- [Written request]
Skip all pictures, then print the remaining material exactly.

- [Records to use]
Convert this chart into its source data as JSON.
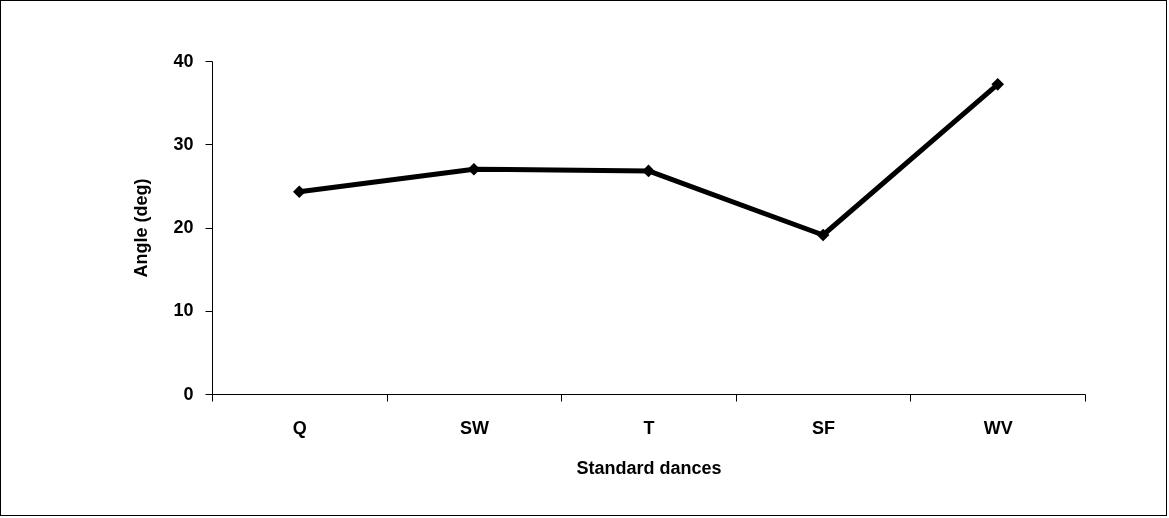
{
  "chart_data": {
    "type": "line",
    "xlabel": "Standard dances",
    "ylabel": "Angle (deg)",
    "categories": [
      "Q",
      "SW",
      "T",
      "SF",
      "WV"
    ],
    "series": [
      {
        "color": "#000000",
        "values": [
          24.3,
          27.0,
          26.8,
          19.1,
          37.2
        ]
      }
    ],
    "ylim": [
      0,
      40
    ],
    "yticks": [
      0,
      10,
      20,
      30,
      40
    ],
    "grid": false,
    "legend": false,
    "marker": "diamond",
    "line_style": "solid"
  }
}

- [Response for this exercise]
Convert this chart into its source data as JSON.
{
  "chart_data": {
    "type": "line",
    "xlabel": "Standard dances",
    "ylabel": "Angle (deg)",
    "categories": [
      "Q",
      "SW",
      "T",
      "SF",
      "WV"
    ],
    "series": [
      {
        "color": "#000000",
        "values": [
          24.3,
          27.0,
          26.8,
          19.1,
          37.2
        ]
      }
    ],
    "ylim": [
      0,
      40
    ],
    "yticks": [
      0,
      10,
      20,
      30,
      40
    ],
    "grid": false,
    "legend": false,
    "marker": "diamond",
    "line_style": "solid"
  }
}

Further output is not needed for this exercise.